[BEGIN DATA FOR THE TASK]
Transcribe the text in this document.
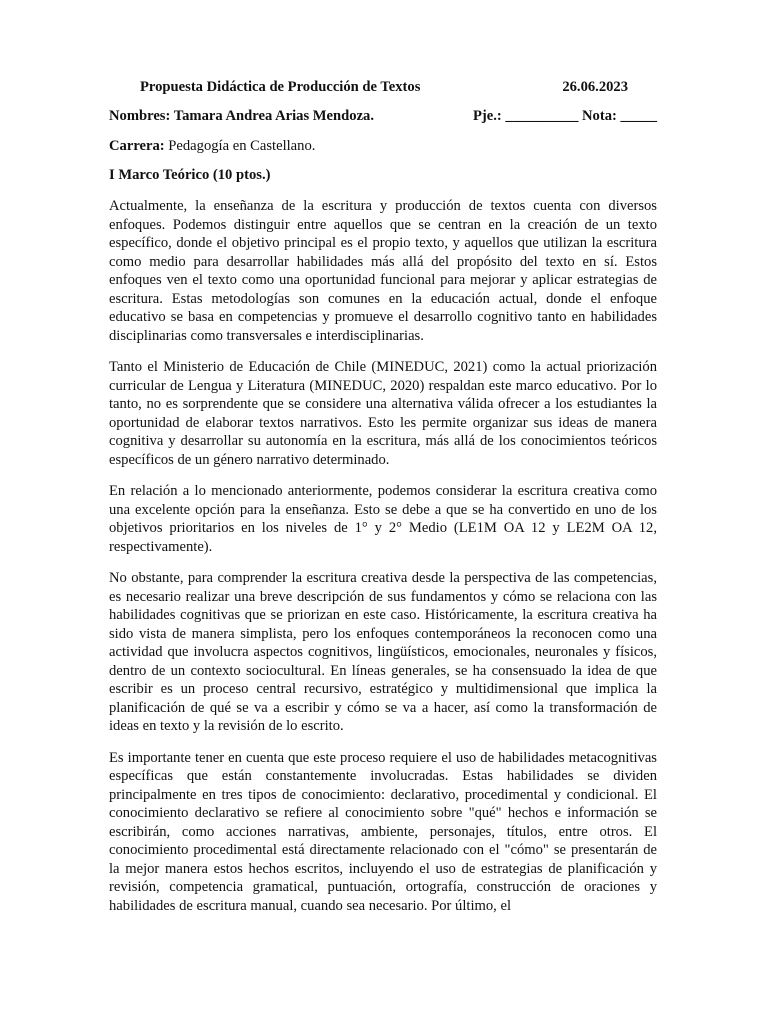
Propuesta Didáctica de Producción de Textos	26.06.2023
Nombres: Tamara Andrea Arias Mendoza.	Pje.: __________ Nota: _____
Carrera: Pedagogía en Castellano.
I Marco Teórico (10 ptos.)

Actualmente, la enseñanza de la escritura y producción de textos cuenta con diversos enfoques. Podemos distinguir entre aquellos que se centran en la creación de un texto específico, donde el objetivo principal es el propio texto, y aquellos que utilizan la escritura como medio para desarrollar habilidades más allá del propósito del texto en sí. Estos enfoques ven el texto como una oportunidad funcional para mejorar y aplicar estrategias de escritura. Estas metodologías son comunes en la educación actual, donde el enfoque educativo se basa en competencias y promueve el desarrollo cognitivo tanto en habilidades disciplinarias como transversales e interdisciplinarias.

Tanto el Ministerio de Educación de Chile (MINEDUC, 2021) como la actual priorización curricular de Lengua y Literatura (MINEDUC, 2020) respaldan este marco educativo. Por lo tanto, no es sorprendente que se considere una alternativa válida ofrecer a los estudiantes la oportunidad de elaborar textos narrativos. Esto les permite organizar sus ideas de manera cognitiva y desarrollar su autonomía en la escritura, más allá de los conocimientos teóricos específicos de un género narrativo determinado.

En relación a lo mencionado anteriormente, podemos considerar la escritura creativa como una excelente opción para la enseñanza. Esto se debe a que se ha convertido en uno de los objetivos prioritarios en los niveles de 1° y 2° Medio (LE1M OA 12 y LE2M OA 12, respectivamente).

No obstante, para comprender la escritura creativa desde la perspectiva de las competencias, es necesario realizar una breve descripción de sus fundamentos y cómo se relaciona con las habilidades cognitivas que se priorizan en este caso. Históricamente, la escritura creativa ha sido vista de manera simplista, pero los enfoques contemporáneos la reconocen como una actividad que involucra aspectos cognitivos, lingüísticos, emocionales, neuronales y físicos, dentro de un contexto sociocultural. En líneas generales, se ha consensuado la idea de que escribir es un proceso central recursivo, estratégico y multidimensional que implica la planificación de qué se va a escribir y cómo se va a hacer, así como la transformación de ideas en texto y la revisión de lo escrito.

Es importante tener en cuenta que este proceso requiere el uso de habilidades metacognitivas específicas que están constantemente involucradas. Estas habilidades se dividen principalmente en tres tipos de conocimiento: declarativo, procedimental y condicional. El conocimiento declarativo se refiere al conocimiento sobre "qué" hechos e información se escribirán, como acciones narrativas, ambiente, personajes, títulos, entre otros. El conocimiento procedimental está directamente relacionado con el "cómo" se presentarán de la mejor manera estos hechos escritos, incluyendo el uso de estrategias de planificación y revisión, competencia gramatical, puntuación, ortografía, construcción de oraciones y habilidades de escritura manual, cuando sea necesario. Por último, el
[END DATA FOR THE TASK]
> _WHAT THE EXERCISE ASKS_:
Pictures are to be left out; repeat all the remaining data exactly.

> _SOLUTION BELOW_:
Transcribe the text in this document.
Propuesta Didáctica de Producción de Textos	26.06.2023
Nombres: Tamara Andrea Arias Mendoza.	Pje.: __________ Nota: _____
Carrera: Pedagogía en Castellano.
I Marco Teórico (10 ptos.)

Actualmente, la enseñanza de la escritura y producción de textos cuenta con diversos enfoques. Podemos distinguir entre aquellos que se centran en la creación de un texto específico, donde el objetivo principal es el propio texto, y aquellos que utilizan la escritura como medio para desarrollar habilidades más allá del propósito del texto en sí. Estos enfoques ven el texto como una oportunidad funcional para mejorar y aplicar estrategias de escritura. Estas metodologías son comunes en la educación actual, donde el enfoque educativo se basa en competencias y promueve el desarrollo cognitivo tanto en habilidades disciplinarias como transversales e interdisciplinarias.

Tanto el Ministerio de Educación de Chile (MINEDUC, 2021) como la actual priorización curricular de Lengua y Literatura (MINEDUC, 2020) respaldan este marco educativo. Por lo tanto, no es sorprendente que se considere una alternativa válida ofrecer a los estudiantes la oportunidad de elaborar textos narrativos. Esto les permite organizar sus ideas de manera cognitiva y desarrollar su autonomía en la escritura, más allá de los conocimientos teóricos específicos de un género narrativo determinado.

En relación a lo mencionado anteriormente, podemos considerar la escritura creativa como una excelente opción para la enseñanza. Esto se debe a que se ha convertido en uno de los objetivos prioritarios en los niveles de 1° y 2° Medio (LE1M OA 12 y LE2M OA 12, respectivamente).

No obstante, para comprender la escritura creativa desde la perspectiva de las competencias, es necesario realizar una breve descripción de sus fundamentos y cómo se relaciona con las habilidades cognitivas que se priorizan en este caso. Históricamente, la escritura creativa ha sido vista de manera simplista, pero los enfoques contemporáneos la reconocen como una actividad que involucra aspectos cognitivos, lingüísticos, emocionales, neuronales y físicos, dentro de un contexto sociocultural. En líneas generales, se ha consensuado la idea de que escribir es un proceso central recursivo, estratégico y multidimensional que implica la planificación de qué se va a escribir y cómo se va a hacer, así como la transformación de ideas en texto y la revisión de lo escrito.

Es importante tener en cuenta que este proceso requiere el uso de habilidades metacognitivas específicas que están constantemente involucradas. Estas habilidades se dividen principalmente en tres tipos de conocimiento: declarativo, procedimental y condicional. El conocimiento declarativo se refiere al conocimiento sobre "qué" hechos e información se escribirán, como acciones narrativas, ambiente, personajes, títulos, entre otros. El conocimiento procedimental está directamente relacionado con el "cómo" se presentarán de la mejor manera estos hechos escritos, incluyendo el uso de estrategias de planificación y revisión, competencia gramatical, puntuación, ortografía, construcción de oraciones y habilidades de escritura manual, cuando sea necesario. Por último, el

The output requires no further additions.